Stored data:
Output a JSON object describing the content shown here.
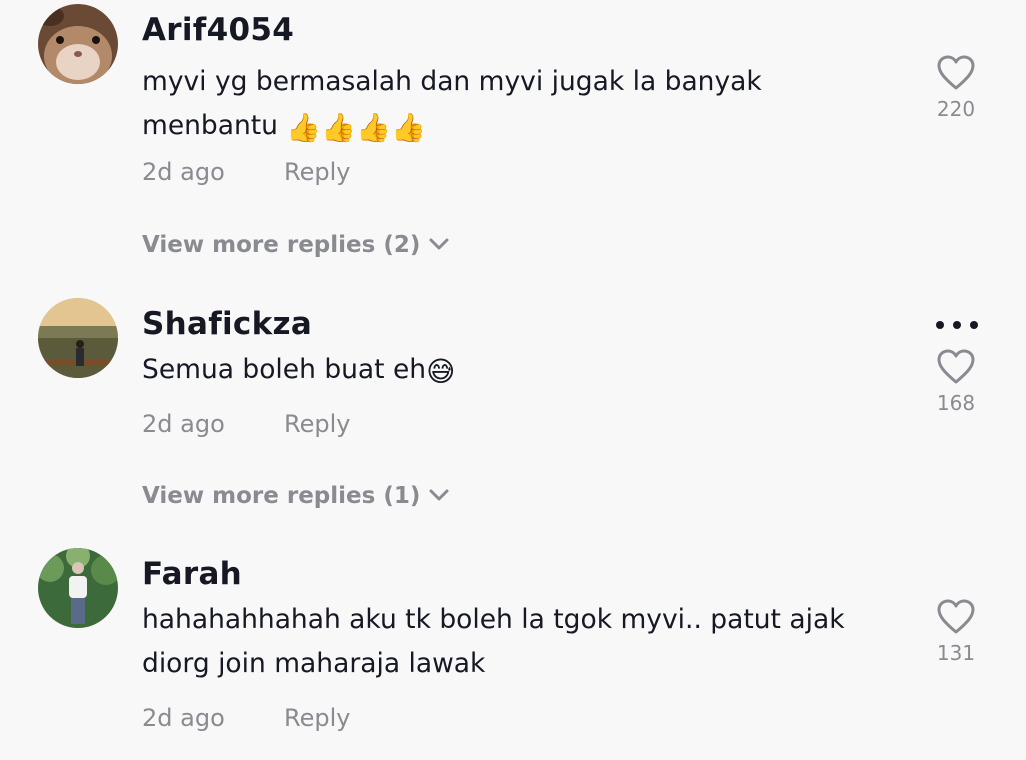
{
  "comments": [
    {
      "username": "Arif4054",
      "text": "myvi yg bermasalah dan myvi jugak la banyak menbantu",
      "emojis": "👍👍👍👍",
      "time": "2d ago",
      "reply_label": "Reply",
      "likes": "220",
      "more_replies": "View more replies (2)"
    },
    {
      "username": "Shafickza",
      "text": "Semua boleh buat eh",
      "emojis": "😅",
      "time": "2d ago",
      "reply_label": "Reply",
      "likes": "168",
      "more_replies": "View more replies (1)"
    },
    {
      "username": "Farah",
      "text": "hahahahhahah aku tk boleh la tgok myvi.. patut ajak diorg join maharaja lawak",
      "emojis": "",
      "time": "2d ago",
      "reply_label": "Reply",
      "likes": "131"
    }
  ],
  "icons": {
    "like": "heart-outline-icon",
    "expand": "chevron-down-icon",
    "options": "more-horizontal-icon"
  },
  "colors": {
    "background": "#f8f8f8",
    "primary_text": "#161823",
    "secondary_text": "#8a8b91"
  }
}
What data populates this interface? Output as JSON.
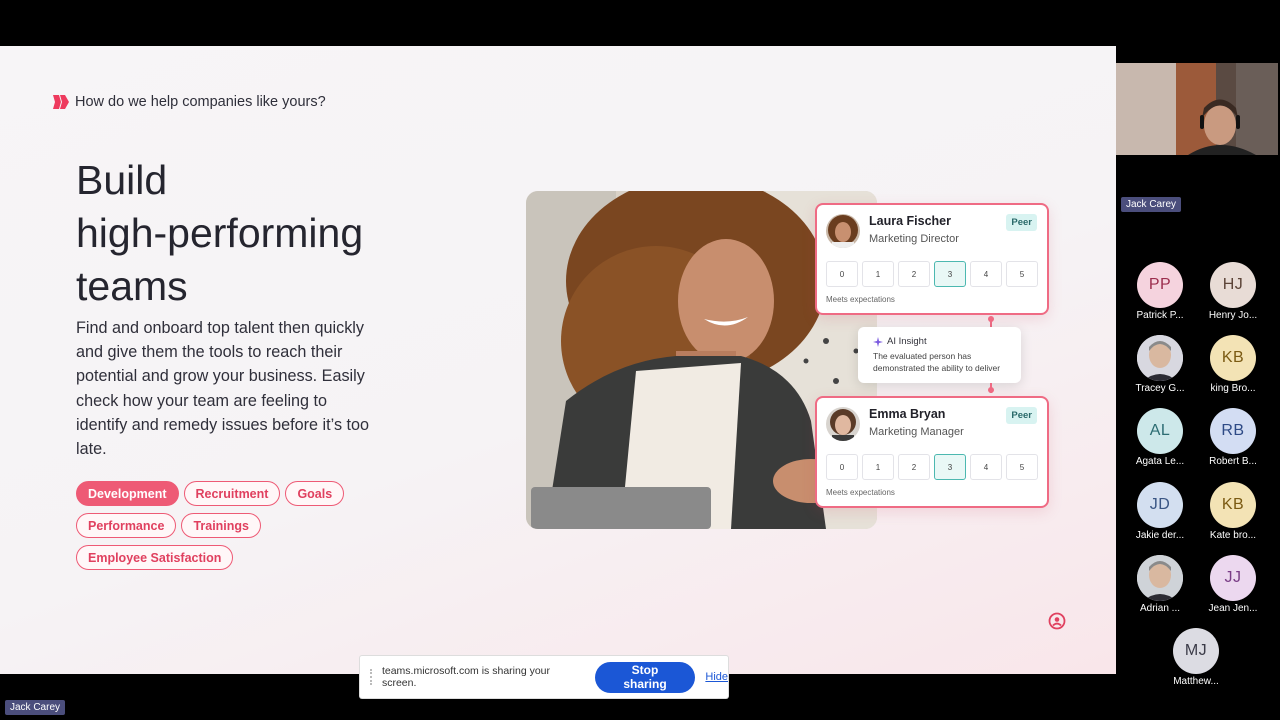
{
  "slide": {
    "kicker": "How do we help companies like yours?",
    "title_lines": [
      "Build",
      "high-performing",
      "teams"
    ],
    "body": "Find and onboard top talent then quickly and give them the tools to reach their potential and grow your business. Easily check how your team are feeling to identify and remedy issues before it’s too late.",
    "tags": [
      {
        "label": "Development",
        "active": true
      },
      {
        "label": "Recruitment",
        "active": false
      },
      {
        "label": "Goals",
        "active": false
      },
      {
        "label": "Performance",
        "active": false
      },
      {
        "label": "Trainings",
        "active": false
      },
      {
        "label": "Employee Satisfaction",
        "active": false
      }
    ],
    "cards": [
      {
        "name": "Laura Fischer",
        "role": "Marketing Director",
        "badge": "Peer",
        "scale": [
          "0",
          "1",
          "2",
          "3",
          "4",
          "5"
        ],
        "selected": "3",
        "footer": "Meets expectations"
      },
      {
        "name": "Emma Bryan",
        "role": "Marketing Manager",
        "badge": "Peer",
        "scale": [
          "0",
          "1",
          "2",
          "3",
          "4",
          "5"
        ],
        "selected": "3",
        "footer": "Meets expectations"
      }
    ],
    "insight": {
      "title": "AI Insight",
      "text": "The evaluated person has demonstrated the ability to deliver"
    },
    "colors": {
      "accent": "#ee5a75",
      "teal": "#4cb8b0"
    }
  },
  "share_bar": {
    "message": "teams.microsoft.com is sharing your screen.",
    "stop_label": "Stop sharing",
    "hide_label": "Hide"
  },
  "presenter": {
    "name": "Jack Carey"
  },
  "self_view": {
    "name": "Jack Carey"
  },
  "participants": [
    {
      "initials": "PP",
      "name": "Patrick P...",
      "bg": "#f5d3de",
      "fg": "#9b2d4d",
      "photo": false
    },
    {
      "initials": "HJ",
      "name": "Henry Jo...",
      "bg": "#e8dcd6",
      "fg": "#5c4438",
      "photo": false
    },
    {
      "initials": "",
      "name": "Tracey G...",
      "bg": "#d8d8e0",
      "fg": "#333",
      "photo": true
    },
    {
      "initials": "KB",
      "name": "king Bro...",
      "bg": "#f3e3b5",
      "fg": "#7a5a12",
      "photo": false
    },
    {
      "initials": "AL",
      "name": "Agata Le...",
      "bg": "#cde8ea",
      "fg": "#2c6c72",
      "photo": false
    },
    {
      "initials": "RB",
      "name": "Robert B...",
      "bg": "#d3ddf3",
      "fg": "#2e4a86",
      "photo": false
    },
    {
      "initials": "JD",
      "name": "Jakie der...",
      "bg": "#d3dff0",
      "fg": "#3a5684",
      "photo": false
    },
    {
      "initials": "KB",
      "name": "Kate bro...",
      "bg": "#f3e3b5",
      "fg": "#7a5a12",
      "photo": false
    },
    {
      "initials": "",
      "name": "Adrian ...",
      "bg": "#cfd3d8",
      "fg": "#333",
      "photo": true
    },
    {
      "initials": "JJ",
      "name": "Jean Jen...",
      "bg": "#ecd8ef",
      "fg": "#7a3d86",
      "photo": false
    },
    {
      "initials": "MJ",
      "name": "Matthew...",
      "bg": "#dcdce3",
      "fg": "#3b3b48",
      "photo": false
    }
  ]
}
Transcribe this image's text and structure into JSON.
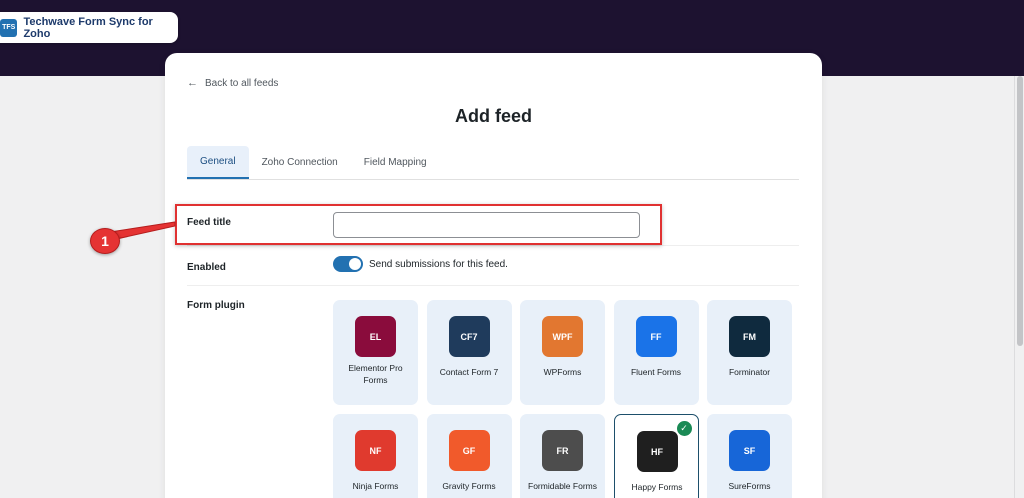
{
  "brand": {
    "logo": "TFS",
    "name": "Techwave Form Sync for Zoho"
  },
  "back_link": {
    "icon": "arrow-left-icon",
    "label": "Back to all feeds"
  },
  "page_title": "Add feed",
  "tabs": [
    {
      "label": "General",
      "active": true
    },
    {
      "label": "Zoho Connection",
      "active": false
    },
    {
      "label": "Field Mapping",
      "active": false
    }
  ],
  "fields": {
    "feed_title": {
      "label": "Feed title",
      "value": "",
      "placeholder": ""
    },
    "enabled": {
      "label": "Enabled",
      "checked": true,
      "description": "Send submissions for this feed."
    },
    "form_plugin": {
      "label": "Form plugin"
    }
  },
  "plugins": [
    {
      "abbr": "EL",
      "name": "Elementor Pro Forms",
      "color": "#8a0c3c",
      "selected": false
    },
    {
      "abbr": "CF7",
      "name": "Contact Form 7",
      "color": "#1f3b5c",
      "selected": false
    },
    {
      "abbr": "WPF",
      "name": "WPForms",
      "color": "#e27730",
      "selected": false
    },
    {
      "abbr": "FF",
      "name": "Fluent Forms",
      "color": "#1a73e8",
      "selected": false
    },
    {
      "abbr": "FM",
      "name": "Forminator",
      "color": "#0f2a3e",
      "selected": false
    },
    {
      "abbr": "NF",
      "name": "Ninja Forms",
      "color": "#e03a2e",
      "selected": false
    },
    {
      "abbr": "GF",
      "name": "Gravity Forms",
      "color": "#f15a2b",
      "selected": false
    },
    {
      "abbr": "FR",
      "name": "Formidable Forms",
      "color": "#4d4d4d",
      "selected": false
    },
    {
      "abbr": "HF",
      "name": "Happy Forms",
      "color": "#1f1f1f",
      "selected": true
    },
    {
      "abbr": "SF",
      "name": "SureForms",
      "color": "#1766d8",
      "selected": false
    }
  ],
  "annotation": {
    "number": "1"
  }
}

Job: In the listing, find all lines with the string "Output" and copy them.

Expected answer:
Output a JSON object describing the content shown here.
What data populates this interface? Output as JSON.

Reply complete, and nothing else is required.